▶ [Required task] Check each line of the entries below for the string "kiến"; copy every line where it appears.

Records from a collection
□ □ □

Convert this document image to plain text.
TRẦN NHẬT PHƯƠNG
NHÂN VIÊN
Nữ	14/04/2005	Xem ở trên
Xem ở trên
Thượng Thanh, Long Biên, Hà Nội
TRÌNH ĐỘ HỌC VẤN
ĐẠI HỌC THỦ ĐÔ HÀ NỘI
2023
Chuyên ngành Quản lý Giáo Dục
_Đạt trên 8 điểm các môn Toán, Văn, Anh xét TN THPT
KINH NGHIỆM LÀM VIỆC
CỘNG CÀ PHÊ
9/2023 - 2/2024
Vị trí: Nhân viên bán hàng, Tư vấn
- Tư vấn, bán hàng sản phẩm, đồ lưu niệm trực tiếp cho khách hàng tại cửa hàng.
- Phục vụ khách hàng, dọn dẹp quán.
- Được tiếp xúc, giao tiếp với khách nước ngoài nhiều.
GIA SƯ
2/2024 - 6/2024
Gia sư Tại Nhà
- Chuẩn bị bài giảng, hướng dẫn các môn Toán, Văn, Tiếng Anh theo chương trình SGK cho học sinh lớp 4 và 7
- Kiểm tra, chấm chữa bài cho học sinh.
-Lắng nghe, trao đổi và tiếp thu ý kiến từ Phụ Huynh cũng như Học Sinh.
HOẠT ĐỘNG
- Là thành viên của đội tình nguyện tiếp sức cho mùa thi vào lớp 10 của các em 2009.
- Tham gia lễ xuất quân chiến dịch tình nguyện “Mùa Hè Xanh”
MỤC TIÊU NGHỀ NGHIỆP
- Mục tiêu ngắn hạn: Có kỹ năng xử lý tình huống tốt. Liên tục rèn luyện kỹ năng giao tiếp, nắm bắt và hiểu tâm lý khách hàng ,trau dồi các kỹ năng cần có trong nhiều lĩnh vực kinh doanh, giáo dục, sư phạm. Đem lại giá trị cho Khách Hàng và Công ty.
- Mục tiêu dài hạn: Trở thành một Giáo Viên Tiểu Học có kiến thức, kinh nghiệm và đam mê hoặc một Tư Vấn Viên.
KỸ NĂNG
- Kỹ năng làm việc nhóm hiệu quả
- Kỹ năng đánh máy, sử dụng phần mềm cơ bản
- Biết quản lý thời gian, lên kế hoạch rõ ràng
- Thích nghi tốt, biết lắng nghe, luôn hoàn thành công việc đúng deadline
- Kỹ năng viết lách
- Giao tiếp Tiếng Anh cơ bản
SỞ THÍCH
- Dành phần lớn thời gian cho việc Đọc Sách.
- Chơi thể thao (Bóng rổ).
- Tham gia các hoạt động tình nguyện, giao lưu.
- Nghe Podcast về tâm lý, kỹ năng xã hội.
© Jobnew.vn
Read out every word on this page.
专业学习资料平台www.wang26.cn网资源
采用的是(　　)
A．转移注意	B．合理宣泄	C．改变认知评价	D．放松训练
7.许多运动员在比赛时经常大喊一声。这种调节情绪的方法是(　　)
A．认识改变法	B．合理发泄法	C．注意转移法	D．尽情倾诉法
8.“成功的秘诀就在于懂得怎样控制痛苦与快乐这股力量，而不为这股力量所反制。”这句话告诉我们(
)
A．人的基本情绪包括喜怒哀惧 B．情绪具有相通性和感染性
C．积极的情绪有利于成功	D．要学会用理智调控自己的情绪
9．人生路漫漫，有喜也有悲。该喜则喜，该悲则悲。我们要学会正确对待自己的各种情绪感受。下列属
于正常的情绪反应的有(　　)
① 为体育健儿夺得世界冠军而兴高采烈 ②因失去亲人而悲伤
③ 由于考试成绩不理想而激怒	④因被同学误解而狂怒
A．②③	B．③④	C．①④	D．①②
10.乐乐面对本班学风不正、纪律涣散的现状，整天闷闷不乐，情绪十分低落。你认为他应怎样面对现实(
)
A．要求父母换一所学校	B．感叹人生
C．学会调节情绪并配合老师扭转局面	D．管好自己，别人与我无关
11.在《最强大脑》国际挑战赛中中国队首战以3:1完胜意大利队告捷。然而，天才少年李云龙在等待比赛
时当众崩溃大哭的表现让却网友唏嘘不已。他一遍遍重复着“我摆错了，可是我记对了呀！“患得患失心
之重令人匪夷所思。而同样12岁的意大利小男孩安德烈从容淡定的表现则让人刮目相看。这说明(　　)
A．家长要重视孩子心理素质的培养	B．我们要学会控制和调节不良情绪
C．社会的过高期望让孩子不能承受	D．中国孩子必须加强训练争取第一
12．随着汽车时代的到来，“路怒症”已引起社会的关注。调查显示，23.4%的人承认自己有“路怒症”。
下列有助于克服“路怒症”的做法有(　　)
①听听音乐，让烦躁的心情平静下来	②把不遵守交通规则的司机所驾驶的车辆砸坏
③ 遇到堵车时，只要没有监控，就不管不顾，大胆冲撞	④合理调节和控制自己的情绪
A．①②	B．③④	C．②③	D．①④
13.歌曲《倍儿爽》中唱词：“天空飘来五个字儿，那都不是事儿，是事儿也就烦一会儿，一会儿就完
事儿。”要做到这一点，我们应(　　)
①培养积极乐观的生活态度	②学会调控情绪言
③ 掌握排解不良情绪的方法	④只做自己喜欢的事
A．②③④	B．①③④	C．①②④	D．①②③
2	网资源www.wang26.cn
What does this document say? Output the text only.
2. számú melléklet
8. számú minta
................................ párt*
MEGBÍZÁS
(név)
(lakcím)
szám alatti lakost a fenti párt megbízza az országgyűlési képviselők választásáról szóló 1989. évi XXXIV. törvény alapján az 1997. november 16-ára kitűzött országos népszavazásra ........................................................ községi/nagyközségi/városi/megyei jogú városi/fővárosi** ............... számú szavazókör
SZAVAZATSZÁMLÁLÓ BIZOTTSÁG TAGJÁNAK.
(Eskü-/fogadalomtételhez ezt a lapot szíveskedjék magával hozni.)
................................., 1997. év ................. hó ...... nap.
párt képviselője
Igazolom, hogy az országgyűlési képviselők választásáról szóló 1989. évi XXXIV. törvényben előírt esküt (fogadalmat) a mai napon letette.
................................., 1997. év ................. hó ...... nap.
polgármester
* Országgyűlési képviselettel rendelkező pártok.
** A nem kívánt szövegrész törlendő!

□ □ □

▶ [Expected output]
-Lắng nghe, trao đổi và tiếp thu ý kiến từ Phụ Huynh cũng như Học Sinh.
- Mục tiêu dài hạn: Trở thành một Giáo Viên Tiểu Học có kiến thức, kinh nghiệm và đam mê hoặc một Tư Vấn Viên.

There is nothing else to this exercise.